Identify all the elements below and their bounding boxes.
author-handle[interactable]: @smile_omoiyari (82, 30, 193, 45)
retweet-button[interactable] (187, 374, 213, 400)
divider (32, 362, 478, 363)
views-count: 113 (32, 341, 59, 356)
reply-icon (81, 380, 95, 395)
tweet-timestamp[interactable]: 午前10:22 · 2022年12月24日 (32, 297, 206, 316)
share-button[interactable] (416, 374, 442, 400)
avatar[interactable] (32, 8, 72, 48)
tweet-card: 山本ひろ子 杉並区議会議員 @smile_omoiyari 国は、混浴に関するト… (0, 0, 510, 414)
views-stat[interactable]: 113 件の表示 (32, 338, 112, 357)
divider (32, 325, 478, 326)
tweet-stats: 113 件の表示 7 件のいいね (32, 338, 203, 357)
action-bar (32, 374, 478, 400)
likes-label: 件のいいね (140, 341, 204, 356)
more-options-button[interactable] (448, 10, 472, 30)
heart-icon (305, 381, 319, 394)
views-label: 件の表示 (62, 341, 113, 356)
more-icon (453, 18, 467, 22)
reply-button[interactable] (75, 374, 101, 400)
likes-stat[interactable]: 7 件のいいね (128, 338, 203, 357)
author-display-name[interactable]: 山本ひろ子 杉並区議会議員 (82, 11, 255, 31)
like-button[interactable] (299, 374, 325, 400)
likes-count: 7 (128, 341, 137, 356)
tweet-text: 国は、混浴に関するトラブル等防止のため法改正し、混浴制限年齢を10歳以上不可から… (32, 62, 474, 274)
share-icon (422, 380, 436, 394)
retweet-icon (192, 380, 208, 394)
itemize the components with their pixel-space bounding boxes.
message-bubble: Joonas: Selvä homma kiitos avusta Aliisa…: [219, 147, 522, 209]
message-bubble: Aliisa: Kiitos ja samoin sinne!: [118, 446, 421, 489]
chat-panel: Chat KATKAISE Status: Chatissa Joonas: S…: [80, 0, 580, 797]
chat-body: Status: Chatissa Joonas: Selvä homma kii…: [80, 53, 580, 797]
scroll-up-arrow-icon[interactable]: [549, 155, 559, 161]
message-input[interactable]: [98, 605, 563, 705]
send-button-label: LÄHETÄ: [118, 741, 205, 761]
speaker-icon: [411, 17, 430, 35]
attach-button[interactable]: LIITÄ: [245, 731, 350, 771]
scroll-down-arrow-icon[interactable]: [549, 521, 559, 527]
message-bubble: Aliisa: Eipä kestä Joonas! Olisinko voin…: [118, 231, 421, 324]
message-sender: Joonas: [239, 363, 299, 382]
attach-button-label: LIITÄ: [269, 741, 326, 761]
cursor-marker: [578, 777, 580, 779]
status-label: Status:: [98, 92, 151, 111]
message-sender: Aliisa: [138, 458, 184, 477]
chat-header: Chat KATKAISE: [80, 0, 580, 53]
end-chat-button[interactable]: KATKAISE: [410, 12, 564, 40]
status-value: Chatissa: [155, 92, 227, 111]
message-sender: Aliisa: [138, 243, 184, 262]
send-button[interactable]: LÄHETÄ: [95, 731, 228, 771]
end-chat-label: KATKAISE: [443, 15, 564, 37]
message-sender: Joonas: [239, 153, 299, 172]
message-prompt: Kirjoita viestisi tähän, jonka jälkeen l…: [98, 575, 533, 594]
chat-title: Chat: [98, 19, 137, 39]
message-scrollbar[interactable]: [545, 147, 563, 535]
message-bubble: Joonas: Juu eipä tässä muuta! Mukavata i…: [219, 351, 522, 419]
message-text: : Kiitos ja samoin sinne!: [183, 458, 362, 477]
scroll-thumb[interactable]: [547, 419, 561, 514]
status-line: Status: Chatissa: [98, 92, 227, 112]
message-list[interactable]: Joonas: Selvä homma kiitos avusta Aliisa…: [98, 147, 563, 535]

Work instructions:
Copy every line of the records above word for word, in the same order.

Written reply:
Identify all the elements below and their bounding boxes.
author-handle[interactable]: @smile_omoiyari (82, 30, 193, 45)
retweet-button[interactable] (187, 374, 213, 400)
divider (32, 362, 478, 363)
views-count: 113 (32, 341, 59, 356)
reply-icon (81, 380, 95, 395)
tweet-timestamp[interactable]: 午前10:22 · 2022年12月24日 (32, 297, 206, 316)
share-button[interactable] (416, 374, 442, 400)
avatar[interactable] (32, 8, 72, 48)
tweet-card: 山本ひろ子 杉並区議会議員 @smile_omoiyari 国は、混浴に関するト… (0, 0, 510, 414)
views-stat[interactable]: 113 件の表示 (32, 338, 112, 357)
divider (32, 325, 478, 326)
tweet-stats: 113 件の表示 7 件のいいね (32, 338, 203, 357)
action-bar (32, 374, 478, 400)
likes-label: 件のいいね (140, 341, 204, 356)
more-options-button[interactable] (448, 10, 472, 30)
heart-icon (305, 381, 319, 394)
views-label: 件の表示 (62, 341, 113, 356)
more-icon (453, 18, 467, 22)
reply-button[interactable] (75, 374, 101, 400)
likes-stat[interactable]: 7 件のいいね (128, 338, 203, 357)
author-display-name[interactable]: 山本ひろ子 杉並区議会議員 (82, 11, 255, 31)
like-button[interactable] (299, 374, 325, 400)
likes-count: 7 (128, 341, 137, 356)
tweet-text: 国は、混浴に関するトラブル等防止のため法改正し、混浴制限年齢を10歳以上不可から… (32, 62, 474, 274)
share-icon (422, 380, 436, 394)
retweet-icon (192, 380, 208, 394)
itemize the components with their pixel-space bounding boxes.
message-bubble: Joonas: Selvä homma kiitos avusta Aliisa…: [219, 147, 522, 209]
message-bubble: Aliisa: Kiitos ja samoin sinne!: [118, 446, 421, 489]
chat-panel: Chat KATKAISE Status: Chatissa Joonas: S…: [80, 0, 580, 797]
chat-body: Status: Chatissa Joonas: Selvä homma kii…: [80, 53, 580, 797]
scroll-up-arrow-icon[interactable]: [549, 155, 559, 161]
message-input[interactable]: [98, 605, 563, 705]
send-button-label: LÄHETÄ: [118, 741, 205, 761]
speaker-icon: [411, 17, 430, 35]
attach-button[interactable]: LIITÄ: [245, 731, 350, 771]
scroll-down-arrow-icon[interactable]: [549, 521, 559, 527]
message-bubble: Aliisa: Eipä kestä Joonas! Olisinko voin…: [118, 231, 421, 324]
message-sender: Joonas: [239, 363, 299, 382]
attach-button-label: LIITÄ: [269, 741, 326, 761]
cursor-marker: [578, 777, 580, 779]
status-label: Status:: [98, 92, 151, 111]
message-sender: Aliisa: [138, 458, 184, 477]
chat-header: Chat KATKAISE: [80, 0, 580, 53]
end-chat-button[interactable]: KATKAISE: [410, 12, 564, 40]
status-value: Chatissa: [155, 92, 227, 111]
message-sender: Aliisa: [138, 243, 184, 262]
send-button[interactable]: LÄHETÄ: [95, 731, 228, 771]
end-chat-label: KATKAISE: [443, 15, 564, 37]
message-sender: Joonas: [239, 153, 299, 172]
message-prompt: Kirjoita viestisi tähän, jonka jälkeen l…: [98, 575, 533, 594]
chat-title: Chat: [98, 19, 137, 39]
message-scrollbar[interactable]: [545, 147, 563, 535]
message-bubble: Joonas: Juu eipä tässä muuta! Mukavata i…: [219, 351, 522, 419]
message-text: : Kiitos ja samoin sinne!: [183, 458, 362, 477]
scroll-thumb[interactable]: [547, 419, 561, 514]
status-line: Status: Chatissa: [98, 92, 227, 112]
message-list[interactable]: Joonas: Selvä homma kiitos avusta Aliisa…: [98, 147, 563, 535]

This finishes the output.